• _Problem_: Could you render the material below as a two-column CSV with the headers "text" and "answer", one row per entry, placing each entry's text and its answer in a single quoted field with line breaks replaced by spaces?

• _Exercise materials_:
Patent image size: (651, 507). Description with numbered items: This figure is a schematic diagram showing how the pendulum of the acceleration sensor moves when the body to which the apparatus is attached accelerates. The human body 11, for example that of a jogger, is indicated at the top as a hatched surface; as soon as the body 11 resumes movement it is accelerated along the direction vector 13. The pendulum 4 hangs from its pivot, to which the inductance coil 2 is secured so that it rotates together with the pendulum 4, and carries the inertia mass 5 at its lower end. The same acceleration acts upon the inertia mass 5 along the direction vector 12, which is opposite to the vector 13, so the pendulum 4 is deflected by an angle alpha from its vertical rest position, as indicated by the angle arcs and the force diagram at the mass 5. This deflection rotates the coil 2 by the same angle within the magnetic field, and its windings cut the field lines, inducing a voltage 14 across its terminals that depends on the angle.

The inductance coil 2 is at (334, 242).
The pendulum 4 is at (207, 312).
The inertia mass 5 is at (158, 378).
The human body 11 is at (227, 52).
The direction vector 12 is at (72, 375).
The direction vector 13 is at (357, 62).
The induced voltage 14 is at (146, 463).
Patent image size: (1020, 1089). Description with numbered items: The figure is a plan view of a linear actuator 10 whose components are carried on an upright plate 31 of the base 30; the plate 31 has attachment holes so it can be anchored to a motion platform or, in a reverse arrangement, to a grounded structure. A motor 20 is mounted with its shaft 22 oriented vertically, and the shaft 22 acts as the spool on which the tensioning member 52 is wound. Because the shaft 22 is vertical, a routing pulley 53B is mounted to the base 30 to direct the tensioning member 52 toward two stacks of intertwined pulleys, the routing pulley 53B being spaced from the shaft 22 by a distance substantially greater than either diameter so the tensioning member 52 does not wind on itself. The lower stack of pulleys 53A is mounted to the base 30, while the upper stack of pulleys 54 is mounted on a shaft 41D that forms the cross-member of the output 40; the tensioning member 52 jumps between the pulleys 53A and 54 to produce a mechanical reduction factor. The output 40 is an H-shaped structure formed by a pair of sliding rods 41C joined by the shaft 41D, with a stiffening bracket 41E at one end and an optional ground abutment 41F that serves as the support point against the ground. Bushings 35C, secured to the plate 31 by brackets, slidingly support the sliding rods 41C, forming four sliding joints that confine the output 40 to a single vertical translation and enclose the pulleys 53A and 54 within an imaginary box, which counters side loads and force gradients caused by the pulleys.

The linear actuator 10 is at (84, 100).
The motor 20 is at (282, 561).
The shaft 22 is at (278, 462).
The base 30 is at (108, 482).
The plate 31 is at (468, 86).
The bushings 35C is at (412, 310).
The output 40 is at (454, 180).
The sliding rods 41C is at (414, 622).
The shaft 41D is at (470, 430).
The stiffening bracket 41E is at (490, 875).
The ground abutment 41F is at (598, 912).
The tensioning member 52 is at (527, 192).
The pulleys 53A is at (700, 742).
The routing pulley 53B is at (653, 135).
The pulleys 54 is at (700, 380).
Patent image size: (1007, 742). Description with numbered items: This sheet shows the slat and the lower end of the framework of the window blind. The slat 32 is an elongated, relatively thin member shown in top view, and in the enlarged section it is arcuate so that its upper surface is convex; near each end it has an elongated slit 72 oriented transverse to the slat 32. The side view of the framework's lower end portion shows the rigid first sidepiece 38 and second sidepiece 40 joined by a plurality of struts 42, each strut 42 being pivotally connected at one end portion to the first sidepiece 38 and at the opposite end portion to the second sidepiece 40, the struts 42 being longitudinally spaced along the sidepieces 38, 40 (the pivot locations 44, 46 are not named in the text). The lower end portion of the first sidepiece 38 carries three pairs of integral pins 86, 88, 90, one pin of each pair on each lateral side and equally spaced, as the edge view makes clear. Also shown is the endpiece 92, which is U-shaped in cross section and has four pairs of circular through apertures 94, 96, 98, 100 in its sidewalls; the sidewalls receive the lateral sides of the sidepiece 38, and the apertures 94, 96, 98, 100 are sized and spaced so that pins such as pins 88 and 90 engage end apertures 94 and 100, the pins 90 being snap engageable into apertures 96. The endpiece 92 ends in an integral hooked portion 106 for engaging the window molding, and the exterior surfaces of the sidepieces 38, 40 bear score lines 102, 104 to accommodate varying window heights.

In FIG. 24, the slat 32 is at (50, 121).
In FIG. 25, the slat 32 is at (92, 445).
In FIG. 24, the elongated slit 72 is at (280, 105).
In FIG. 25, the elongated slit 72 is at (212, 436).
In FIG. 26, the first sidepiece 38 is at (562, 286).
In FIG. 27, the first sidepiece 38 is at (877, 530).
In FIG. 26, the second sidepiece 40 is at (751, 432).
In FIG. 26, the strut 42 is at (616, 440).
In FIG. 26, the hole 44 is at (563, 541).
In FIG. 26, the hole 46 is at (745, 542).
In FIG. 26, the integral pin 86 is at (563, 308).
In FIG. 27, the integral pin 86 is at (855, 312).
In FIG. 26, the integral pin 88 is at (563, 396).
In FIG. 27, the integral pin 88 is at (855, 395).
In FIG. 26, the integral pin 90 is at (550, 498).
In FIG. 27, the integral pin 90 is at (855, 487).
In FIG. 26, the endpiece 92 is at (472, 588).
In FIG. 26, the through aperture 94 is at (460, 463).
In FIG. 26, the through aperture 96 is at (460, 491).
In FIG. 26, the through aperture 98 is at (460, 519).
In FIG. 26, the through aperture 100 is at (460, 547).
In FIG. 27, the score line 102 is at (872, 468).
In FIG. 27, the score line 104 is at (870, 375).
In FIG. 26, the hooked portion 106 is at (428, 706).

• _Exercise solution_:
text,answer
"Patent image size: (651, 507). Description with numbered items: This figure is a schematic diagram showing how the pendulum of the acceleration sensor moves when the body to which the apparatus is attached accelerates. The human body 11, for example that of a jogger, is indicated at the top as a hatched surface; as soon as the body 11 resumes movement it is accelerated along the direction vector 13. The pendulum 4 hangs from its pivot, to which the inductance coil 2 is secured so that it rotates together with the pendulum 4, and carries the inertia mass 5 at its lower end. The same acceleration acts upon the inertia mass 5 along the direction vector 12, which is opposite to the vector 13, so the pendulum 4 is deflected by an angle alpha from its vertical rest position, as indicated by the angle arcs and the force diagram at the mass 5. This deflection rotates the coil 2 by the same angle within the magnetic field, and its windings cut the field lines, inducing a voltage 14 across its terminals that depends on the angle.","The inductance coil 2 is at (334, 242). The pendulum 4 is at (207, 312). The inertia mass 5 is at (158, 378). The human body 11 is at (227, 52). The direction vector 12 is at (72, 375). The direction vector 13 is at (357, 62). The induced voltage 14 is at (146, 463)."
"Patent image size: (1020, 1089). Description with numbered items: The figure is a plan view of a linear actuator 10 whose components are carried on an upright plate 31 of the base 30; the plate 31 has attachment holes so it can be anchored to a motion platform or, in a reverse arrangement, to a grounded structure. A motor 20 is mounted with its shaft 22 oriented vertically, and the shaft 22 acts as the spool on which the tensioning member 52 is wound. Because the shaft 22 is vertical, a routing pulley 53B is mounted to the base 30 to direct the tensioning member 52 toward two stacks of intertwined pulleys, the routing pulley 53B being spaced from the shaft 22 by a distance substantially greater than either diameter so the tensioning member 52 does not wind on itself. The lower stack of pulleys 53A is mounted to the base 30, while the upper stack of pulleys 54 is mounted on a shaft 41D that forms the cross-member of the output 40; the tensioning member 52 jumps between the pulleys 53A and 54 to produce a mechanical reduction factor. The output 40 is an H-shaped structure formed by a pair of sliding rods 41C joined by the shaft 41D, with a stiffening bracket 41E at one end and an optional ground abutment 41F that serves as the support point against the ground. Bushings 35C, secured to the plate 31 by brackets, slidingly support the sliding rods 41C, forming four sliding joints that confine the output 40 to a single vertical translation and enclose the pulleys 53A and 54 within an imaginary box, which counters side loads and force gradients caused by the pulleys.","The linear actuator 10 is at (84, 100). The motor 20 is at (282, 561). The shaft 22 is at (278, 462). The base 30 is at (108, 482). The plate 31 is at (468, 86). The bushings 35C is at (412, 310). The output 40 is at (454, 180). The sliding rods 41C is at (414, 622). The shaft 41D is at (470, 430). The stiffening bracket 41E is at (490, 875). The ground abutment 41F is at (598, 912). The tensioning member 52 is at (527, 192). The pulleys 53A is at (700, 742). The routing pulley 53B is at (653, 135). The pulleys 54 is at (700, 380)."
"Patent image size: (1007, 742). Description with numbered items: This sheet shows the slat and the lower end of the framework of the window blind. The slat 32 is an elongated, relatively thin member shown in top view, and in the enlarged section it is arcuate so that its upper surface is convex; near each end it has an elongated slit 72 oriented transverse to the slat 32. The side view of the framework's lower end portion shows the rigid first sidepiece 38 and second sidepiece 40 joined by a plurality of struts 42, each strut 42 being pivotally connected at one end portion to the first sidepiece 38 and at the opposite end portion to the second sidepiece 40, the struts 42 being longitudinally spaced along the sidepieces 38, 40 (the pivot locations 44, 46 are not named in the text). The lower end portion of the first sidepiece 38 carries three pairs of integral pins 86, 88, 90, one pin of each pair on each lateral side and equally spaced, as the edge view makes clear. Also shown is the endpiece 92, which is U-shaped in cross section and has four pairs of circular through apertures 94, 96, 98, 100 in its sidewalls; the sidewalls receive the lateral sides of the sidepiece 38, and the apertures 94, 96, 98, 100 are sized and spaced so that pins such as pins 88 and 90 engage end apertures 94 and 100, the pins 90 being snap engageable into apertures 96. The endpiece 92 ends in an integral hooked portion 106 for engaging the window molding, and the exterior surfaces of the sidepieces 38, 40 bear score lines 102, 104 to accommodate varying window heights.","In FIG. 24, the slat 32 is at (50, 121). In FIG. 25, the slat 32 is at (92, 445). In FIG. 24, the elongated slit 72 is at (280, 105). In FIG. 25, the elongated slit 72 is at (212, 436). In FIG. 26, the first sidepiece 38 is at (562, 286). In FIG. 27, the first sidepiece 38 is at (877, 530). In FIG. 26, the second sidepiece 40 is at (751, 432). In FIG. 26, the strut 42 is at (616, 440). In FIG. 26, the hole 44 is at (563, 541). In FIG. 26, the hole 46 is at (745, 542). In FIG. 26, the integral pin 86 is at (563, 308). In FIG. 27, the integral pin 86 is at (855, 312). In FIG. 26, the integral pin 88 is at (563, 396). In FIG. 27, the integral pin 88 is at (855, 395). In FIG. 26, the integral pin 90 is at (550, 498). In FIG. 27, the integral pin 90 is at (855, 487). In FIG. 26, the endpiece 92 is at (472, 588). In FIG. 26, the through aperture 94 is at (460, 463). In FIG. 26, the through aperture 96 is at (460, 491). In FIG. 26, the through aperture 98 is at (460, 519). In FIG. 26, the through aperture 100 is at (460, 547). In FIG. 27, the score line 102 is at (872, 468). In FIG. 27, the score line 104 is at (870, 375). In FIG. 26, the hooked portion 106 is at (428, 706)."